Quote the material word for word, from the line that contains "legend-value: +0.01% xyxy=(827,306,887,322)" through the line that contains "series-line-xlu xyxy=(13,112,754,229)", including both of those lines.

## begin Given entries

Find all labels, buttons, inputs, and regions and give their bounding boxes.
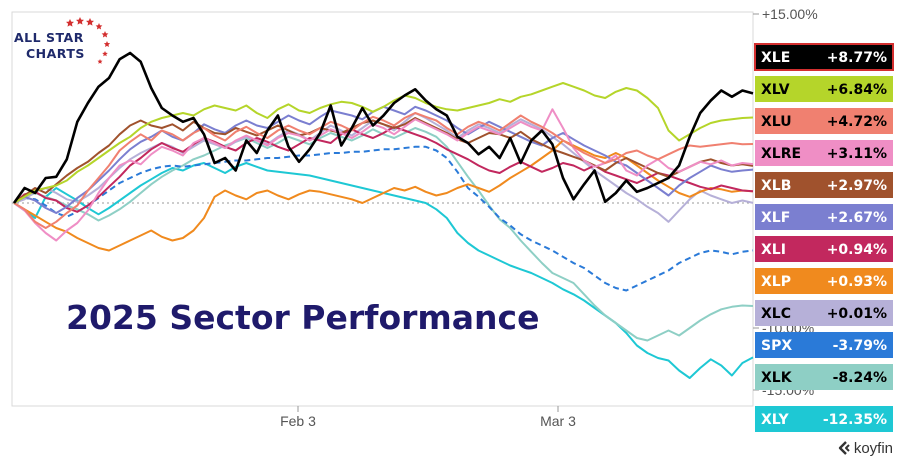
legend-value: +0.01% xyxy=(827,306,887,322)
koyfin-watermark: koyfin xyxy=(837,440,893,457)
legend-item-xlv: XLV +6.84% xyxy=(755,76,893,102)
series-line-xle xyxy=(12,51,754,204)
legend-ticker: XLRE xyxy=(761,146,801,162)
x-tick-label: Feb 3 xyxy=(280,413,316,429)
legend-item-xlu: XLU +4.72% xyxy=(755,108,893,134)
legend-ticker: XLE xyxy=(761,50,790,66)
series-lines xyxy=(12,51,754,379)
series-line-xlk xyxy=(13,127,754,342)
legend-ticker: XLF xyxy=(761,210,790,226)
logo-line-2: CHARTS xyxy=(26,46,85,61)
legend-value: +0.94% xyxy=(827,242,887,258)
legend-item-xlb: XLB +2.97% xyxy=(755,172,893,198)
all-star-charts-logo: ALL STAR CHARTS xyxy=(14,16,124,66)
legend-ticker: XLI xyxy=(761,242,786,258)
legend-ticker: XLY xyxy=(761,412,790,428)
x-tick-label: Mar 3 xyxy=(540,413,576,429)
legend-value: +8.77% xyxy=(827,50,887,66)
series-line-xlv xyxy=(13,82,754,204)
y-tick-label: +15.00% xyxy=(762,6,818,22)
stars-arc-icon xyxy=(66,17,111,64)
legend-item-xlp: XLP +0.93% xyxy=(755,268,893,294)
legend-swatch xyxy=(755,172,893,198)
legend-swatch xyxy=(755,76,893,102)
legend-swatch xyxy=(755,300,893,326)
legend-item-xlk: XLK -8.24% xyxy=(755,364,893,390)
plot-area-frame xyxy=(11,11,754,407)
legend-swatch xyxy=(755,236,893,262)
series-line-xlu xyxy=(13,112,754,229)
legend-value: +3.11% xyxy=(827,146,887,162)
legend-ticker: XLC xyxy=(761,306,791,322)
legend-swatch xyxy=(755,140,893,166)
legend-item-xle: XLE +8.77% xyxy=(754,43,894,71)
legend-value: +0.93% xyxy=(827,274,887,290)
legend-item-xly: XLY -12.35% xyxy=(755,406,893,432)
legend-swatch xyxy=(755,204,893,230)
legend-item-spx: SPX -3.79% xyxy=(755,332,893,358)
series-line-xli xyxy=(13,125,754,213)
legend-swatch xyxy=(755,108,893,134)
legend-item-xlf: XLF +2.67% xyxy=(755,204,893,230)
legend-value: +2.67% xyxy=(827,210,887,226)
legend-swatch xyxy=(755,406,893,432)
legend-value: +2.97% xyxy=(827,178,887,194)
legend-value: +4.72% xyxy=(827,114,887,130)
legend-value: +6.84% xyxy=(827,82,887,98)
legend-item-xli: XLI +0.94% xyxy=(755,236,893,262)
legend-ticker: SPX xyxy=(761,338,792,354)
series-line-xlp xyxy=(13,139,754,252)
legend-swatch xyxy=(755,332,893,358)
legend-swatch xyxy=(755,364,893,390)
koyfin-text: koyfin xyxy=(853,440,893,457)
legend-value: -12.35% xyxy=(823,412,887,428)
legend-ticker: XLB xyxy=(761,178,791,194)
legend-swatch xyxy=(754,43,894,71)
koyfin-logo-icon xyxy=(838,441,850,455)
chart-title: 2025 Sector Performance xyxy=(66,298,540,337)
legend-item-xlc: XLC +0.01% xyxy=(755,300,893,326)
legend: XLE +8.77% XLV +6.84% XLU +4.72% XLRE +3.11% XLB… xyxy=(754,43,894,432)
legend-ticker: XLV xyxy=(761,82,790,98)
legend-value: -8.24% xyxy=(833,370,887,386)
logo-line-1: ALL STAR xyxy=(14,30,84,45)
series-line-spx xyxy=(13,145,754,292)
legend-ticker: XLK xyxy=(761,370,793,386)
legend-swatch xyxy=(755,268,893,294)
legend-item-xlre: XLRE +3.11% xyxy=(755,140,893,166)
series-line-xlre xyxy=(13,108,754,242)
x-axis: Feb 3 Mar 3 xyxy=(280,406,576,429)
legend-ticker: XLP xyxy=(761,274,791,290)
legend-ticker: XLU xyxy=(761,114,792,130)
legend-value: -3.79% xyxy=(833,338,887,354)
series-line-xlb xyxy=(13,117,754,204)
series-line-xly xyxy=(13,162,754,379)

## end Given entries

▶ [Solution below]:
legend-value: +0.01% xyxy=(827,306,887,322)
koyfin-watermark: koyfin xyxy=(837,440,893,457)
legend-item-xlv: XLV +6.84% xyxy=(755,76,893,102)
series-line-xle xyxy=(12,51,754,204)
legend-ticker: XLRE xyxy=(761,146,801,162)
x-tick-label: Feb 3 xyxy=(280,413,316,429)
legend-item-xlu: XLU +4.72% xyxy=(755,108,893,134)
legend-ticker: XLE xyxy=(761,50,790,66)
series-lines xyxy=(12,51,754,379)
series-line-xlk xyxy=(13,127,754,342)
legend-ticker: XLF xyxy=(761,210,790,226)
logo-line-2: CHARTS xyxy=(26,46,85,61)
legend-value: +0.94% xyxy=(827,242,887,258)
legend-item-xlb: XLB +2.97% xyxy=(755,172,893,198)
all-star-charts-logo: ALL STAR CHARTS xyxy=(14,16,124,66)
legend-ticker: XLI xyxy=(761,242,786,258)
legend-ticker: XLY xyxy=(761,412,790,428)
x-tick-label: Mar 3 xyxy=(540,413,576,429)
legend-value: +8.77% xyxy=(827,50,887,66)
series-line-xlv xyxy=(13,82,754,204)
y-tick-label: +15.00% xyxy=(762,6,818,22)
stars-arc-icon xyxy=(66,17,111,64)
legend-item-xlp: XLP +0.93% xyxy=(755,268,893,294)
legend-swatch xyxy=(755,172,893,198)
legend-swatch xyxy=(755,76,893,102)
legend-swatch xyxy=(755,300,893,326)
legend-item-xlk: XLK -8.24% xyxy=(755,364,893,390)
plot-area-frame xyxy=(11,11,754,407)
legend-swatch xyxy=(755,236,893,262)
series-line-xlu xyxy=(13,112,754,229)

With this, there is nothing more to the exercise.